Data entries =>
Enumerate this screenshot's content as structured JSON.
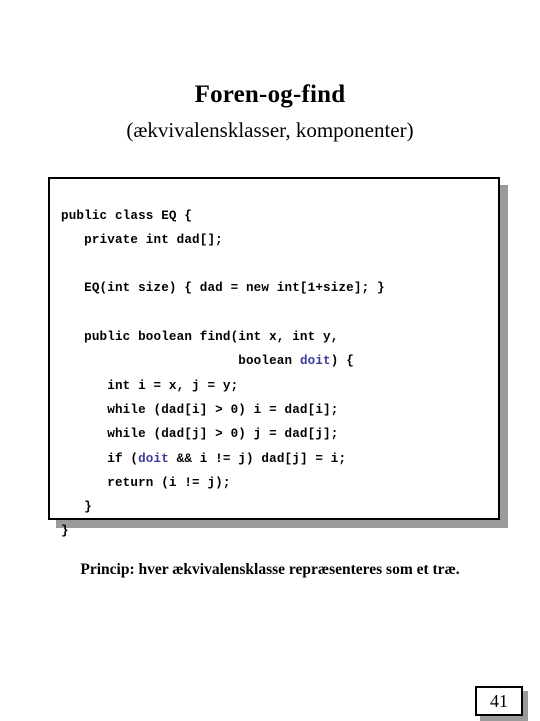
{
  "slide": {
    "title": "Foren-og-find",
    "subtitle": "(ækvivalensklasser, komponenter)",
    "caption": "Princip: hver ækvivalensklasse repræsenteres som et træ.",
    "page_number": "41"
  },
  "code": {
    "language": "java",
    "highlight_color": "#3a3a9c",
    "lines": [
      {
        "id": "l1",
        "text": "public class EQ {"
      },
      {
        "id": "l2",
        "text": "   private int dad[];"
      },
      {
        "id": "l3",
        "text": ""
      },
      {
        "id": "l4",
        "text": "   EQ(int size) { dad = new int[1+size]; }"
      },
      {
        "id": "l5",
        "text": ""
      },
      {
        "id": "l6",
        "pre": "   public boolean find(int x, int y,"
      },
      {
        "id": "l7",
        "pre": "                       boolean ",
        "hl": "doit",
        "post": ") {"
      },
      {
        "id": "l8",
        "text": "      int i = x, j = y;"
      },
      {
        "id": "l9",
        "text": "      while (dad[i] > 0) i = dad[i];"
      },
      {
        "id": "l10",
        "text": "      while (dad[j] > 0) j = dad[j];"
      },
      {
        "id": "l11",
        "pre": "      if (",
        "hl": "doit",
        "post": " && i != j) dad[j] = i;"
      },
      {
        "id": "l12",
        "text": "      return (i != j);"
      },
      {
        "id": "l13",
        "text": "   }"
      },
      {
        "id": "l14",
        "text": "}"
      }
    ]
  }
}
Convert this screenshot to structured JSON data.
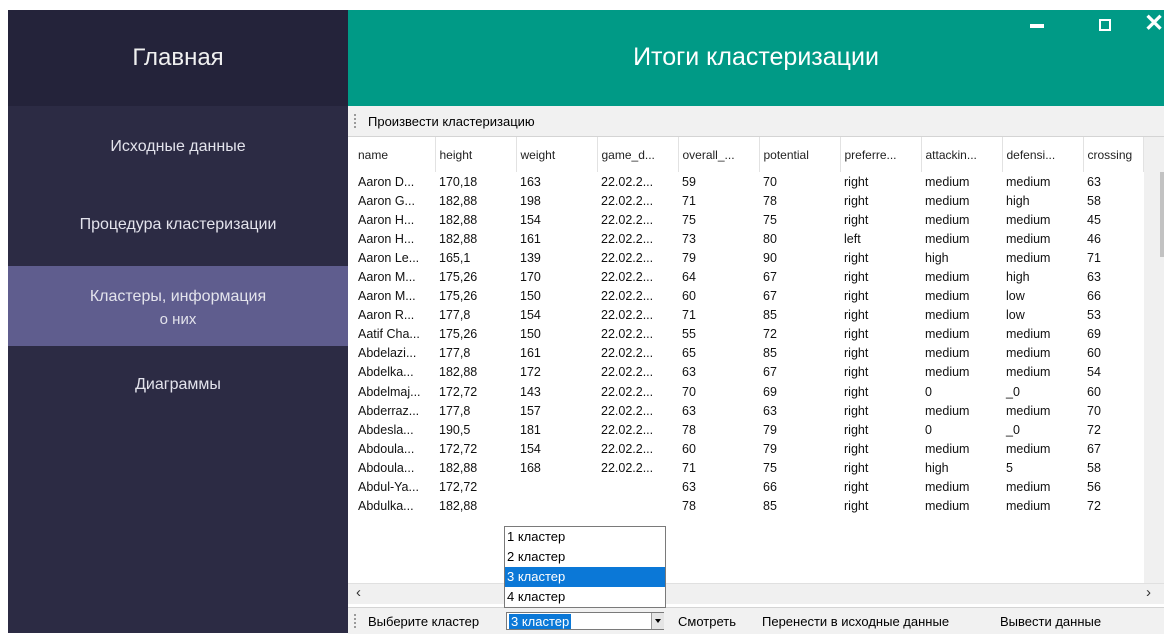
{
  "sidebar": {
    "title": "Главная",
    "items": [
      {
        "label": "Исходные данные"
      },
      {
        "label": "Процедура кластеризации"
      },
      {
        "label_line1": "Кластеры, информация",
        "label_line2": "о них"
      },
      {
        "label": "Диаграммы"
      }
    ],
    "active_index": 2
  },
  "header": {
    "title": "Итоги кластеризации",
    "minimize_icon": "minimize-icon",
    "maximize_icon": "maximize-icon",
    "close_icon": "close-icon",
    "close_glyph": "✕"
  },
  "colors": {
    "sidebar_bg": "#2c2b44",
    "brand_bg": "#24233a",
    "active_bg": "#5f5d8e",
    "header_bg": "#009a86",
    "selection": "#0b78d7"
  },
  "toolbar": {
    "run_label": "Произвести кластеризацию"
  },
  "table": {
    "columns": [
      "name",
      "height",
      "weight",
      "game_d...",
      "overall_...",
      "potential",
      "preferre...",
      "attackin...",
      "defensi...",
      "crossing"
    ],
    "rows": [
      [
        "Aaron D...",
        "170,18",
        "163",
        "22.02.2...",
        "59",
        "70",
        "right",
        "medium",
        "medium",
        "63"
      ],
      [
        "Aaron G...",
        "182,88",
        "198",
        "22.02.2...",
        "71",
        "78",
        "right",
        "medium",
        "high",
        "58"
      ],
      [
        "Aaron H...",
        "182,88",
        "154",
        "22.02.2...",
        "75",
        "75",
        "right",
        "medium",
        "medium",
        "45"
      ],
      [
        "Aaron H...",
        "182,88",
        "161",
        "22.02.2...",
        "73",
        "80",
        "left",
        "medium",
        "medium",
        "46"
      ],
      [
        "Aaron Le...",
        "165,1",
        "139",
        "22.02.2...",
        "79",
        "90",
        "right",
        "high",
        "medium",
        "71"
      ],
      [
        "Aaron M...",
        "175,26",
        "170",
        "22.02.2...",
        "64",
        "67",
        "right",
        "medium",
        "high",
        "63"
      ],
      [
        "Aaron M...",
        "175,26",
        "150",
        "22.02.2...",
        "60",
        "67",
        "right",
        "medium",
        "low",
        "66"
      ],
      [
        "Aaron R...",
        "177,8",
        "154",
        "22.02.2...",
        "71",
        "85",
        "right",
        "medium",
        "low",
        "53"
      ],
      [
        "Aatif Cha...",
        "175,26",
        "150",
        "22.02.2...",
        "55",
        "72",
        "right",
        "medium",
        "medium",
        "69"
      ],
      [
        "Abdelazi...",
        "177,8",
        "161",
        "22.02.2...",
        "65",
        "85",
        "right",
        "medium",
        "medium",
        "60"
      ],
      [
        "Abdelka...",
        "182,88",
        "172",
        "22.02.2...",
        "63",
        "67",
        "right",
        "medium",
        "medium",
        "54"
      ],
      [
        "Abdelmaj...",
        "172,72",
        "143",
        "22.02.2...",
        "70",
        "69",
        "right",
        "0",
        "_0",
        "60"
      ],
      [
        "Abderraz...",
        "177,8",
        "157",
        "22.02.2...",
        "63",
        "63",
        "right",
        "medium",
        "medium",
        "70"
      ],
      [
        "Abdesla...",
        "190,5",
        "181",
        "22.02.2...",
        "78",
        "79",
        "right",
        "0",
        "_0",
        "72"
      ],
      [
        "Abdoula...",
        "172,72",
        "154",
        "22.02.2...",
        "60",
        "79",
        "right",
        "medium",
        "medium",
        "67"
      ],
      [
        "Abdoula...",
        "182,88",
        "168",
        "22.02.2...",
        "71",
        "75",
        "right",
        "high",
        "5",
        "58"
      ],
      [
        "Abdul-Ya...",
        "172,72",
        "",
        "",
        "63",
        "66",
        "right",
        "medium",
        "medium",
        "56"
      ],
      [
        "Abdulka...",
        "182,88",
        "",
        "",
        "78",
        "85",
        "right",
        "medium",
        "medium",
        "72"
      ]
    ]
  },
  "scroll": {
    "left_glyph": "‹",
    "right_glyph": "›"
  },
  "bottom": {
    "choose_label": "Выберите кластер",
    "selected": "3 кластер",
    "options": [
      "1 кластер",
      "2 кластер",
      "3 кластер",
      "4 кластер"
    ],
    "selected_index": 2,
    "view_label": "Смотреть",
    "transfer_label": "Перенести в исходные данные",
    "output_label": "Вывести данные"
  }
}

STATED EXERCISE =>
Transcribe each entry precisely as given, leaving the pictures out.

FULL ANSWER =>
Enumerate this screenshot's content as structured JSON.
{
  "slide": {
    "title": "Foren-og-find",
    "subtitle": "(ækvivalensklasser, komponenter)",
    "caption": "Princip: hver ækvivalensklasse repræsenteres som et træ.",
    "page_number": "41"
  },
  "code": {
    "language": "java",
    "highlight_color": "#3a3a9c",
    "lines": [
      {
        "id": "l1",
        "text": "public class EQ {"
      },
      {
        "id": "l2",
        "text": "   private int dad[];"
      },
      {
        "id": "l3",
        "text": ""
      },
      {
        "id": "l4",
        "text": "   EQ(int size) { dad = new int[1+size]; }"
      },
      {
        "id": "l5",
        "text": ""
      },
      {
        "id": "l6",
        "pre": "   public boolean find(int x, int y,"
      },
      {
        "id": "l7",
        "pre": "                       boolean ",
        "hl": "doit",
        "post": ") {"
      },
      {
        "id": "l8",
        "text": "      int i = x, j = y;"
      },
      {
        "id": "l9",
        "text": "      while (dad[i] > 0) i = dad[i];"
      },
      {
        "id": "l10",
        "text": "      while (dad[j] > 0) j = dad[j];"
      },
      {
        "id": "l11",
        "pre": "      if (",
        "hl": "doit",
        "post": " && i != j) dad[j] = i;"
      },
      {
        "id": "l12",
        "text": "      return (i != j);"
      },
      {
        "id": "l13",
        "text": "   }"
      },
      {
        "id": "l14",
        "text": "}"
      }
    ]
  }
}
Convert this screenshot to structured JSON data.
{
  "sidebar": {
    "title": "Главная",
    "items": [
      {
        "label": "Исходные данные"
      },
      {
        "label": "Процедура кластеризации"
      },
      {
        "label_line1": "Кластеры, информация",
        "label_line2": "о них"
      },
      {
        "label": "Диаграммы"
      }
    ],
    "active_index": 2
  },
  "header": {
    "title": "Итоги кластеризации",
    "minimize_icon": "minimize-icon",
    "maximize_icon": "maximize-icon",
    "close_icon": "close-icon",
    "close_glyph": "✕"
  },
  "colors": {
    "sidebar_bg": "#2c2b44",
    "brand_bg": "#24233a",
    "active_bg": "#5f5d8e",
    "header_bg": "#009a86",
    "selection": "#0b78d7"
  },
  "toolbar": {
    "run_label": "Произвести кластеризацию"
  },
  "table": {
    "columns": [
      "name",
      "height",
      "weight",
      "game_d...",
      "overall_...",
      "potential",
      "preferre...",
      "attackin...",
      "defensi...",
      "crossing"
    ],
    "rows": [
      [
        "Aaron D...",
        "170,18",
        "163",
        "22.02.2...",
        "59",
        "70",
        "right",
        "medium",
        "medium",
        "63"
      ],
      [
        "Aaron G...",
        "182,88",
        "198",
        "22.02.2...",
        "71",
        "78",
        "right",
        "medium",
        "high",
        "58"
      ],
      [
        "Aaron H...",
        "182,88",
        "154",
        "22.02.2...",
        "75",
        "75",
        "right",
        "medium",
        "medium",
        "45"
      ],
      [
        "Aaron H...",
        "182,88",
        "161",
        "22.02.2...",
        "73",
        "80",
        "left",
        "medium",
        "medium",
        "46"
      ],
      [
        "Aaron Le...",
        "165,1",
        "139",
        "22.02.2...",
        "79",
        "90",
        "right",
        "high",
        "medium",
        "71"
      ],
      [
        "Aaron M...",
        "175,26",
        "170",
        "22.02.2...",
        "64",
        "67",
        "right",
        "medium",
        "high",
        "63"
      ],
      [
        "Aaron M...",
        "175,26",
        "150",
        "22.02.2...",
        "60",
        "67",
        "right",
        "medium",
        "low",
        "66"
      ],
      [
        "Aaron R...",
        "177,8",
        "154",
        "22.02.2...",
        "71",
        "85",
        "right",
        "medium",
        "low",
        "53"
      ],
      [
        "Aatif Cha...",
        "175,26",
        "150",
        "22.02.2...",
        "55",
        "72",
        "right",
        "medium",
        "medium",
        "69"
      ],
      [
        "Abdelazi...",
        "177,8",
        "161",
        "22.02.2...",
        "65",
        "85",
        "right",
        "medium",
        "medium",
        "60"
      ],
      [
        "Abdelka...",
        "182,88",
        "172",
        "22.02.2...",
        "63",
        "67",
        "right",
        "medium",
        "medium",
        "54"
      ],
      [
        "Abdelmaj...",
        "172,72",
        "143",
        "22.02.2...",
        "70",
        "69",
        "right",
        "0",
        "_0",
        "60"
      ],
      [
        "Abderraz...",
        "177,8",
        "157",
        "22.02.2...",
        "63",
        "63",
        "right",
        "medium",
        "medium",
        "70"
      ],
      [
        "Abdesla...",
        "190,5",
        "181",
        "22.02.2...",
        "78",
        "79",
        "right",
        "0",
        "_0",
        "72"
      ],
      [
        "Abdoula...",
        "172,72",
        "154",
        "22.02.2...",
        "60",
        "79",
        "right",
        "medium",
        "medium",
        "67"
      ],
      [
        "Abdoula...",
        "182,88",
        "168",
        "22.02.2...",
        "71",
        "75",
        "right",
        "high",
        "5",
        "58"
      ],
      [
        "Abdul-Ya...",
        "172,72",
        "",
        "",
        "63",
        "66",
        "right",
        "medium",
        "medium",
        "56"
      ],
      [
        "Abdulka...",
        "182,88",
        "",
        "",
        "78",
        "85",
        "right",
        "medium",
        "medium",
        "72"
      ]
    ]
  },
  "scroll": {
    "left_glyph": "‹",
    "right_glyph": "›"
  },
  "bottom": {
    "choose_label": "Выберите кластер",
    "selected": "3 кластер",
    "options": [
      "1 кластер",
      "2 кластер",
      "3 кластер",
      "4 кластер"
    ],
    "selected_index": 2,
    "view_label": "Смотреть",
    "transfer_label": "Перенести в исходные данные",
    "output_label": "Вывести данные"
  }
}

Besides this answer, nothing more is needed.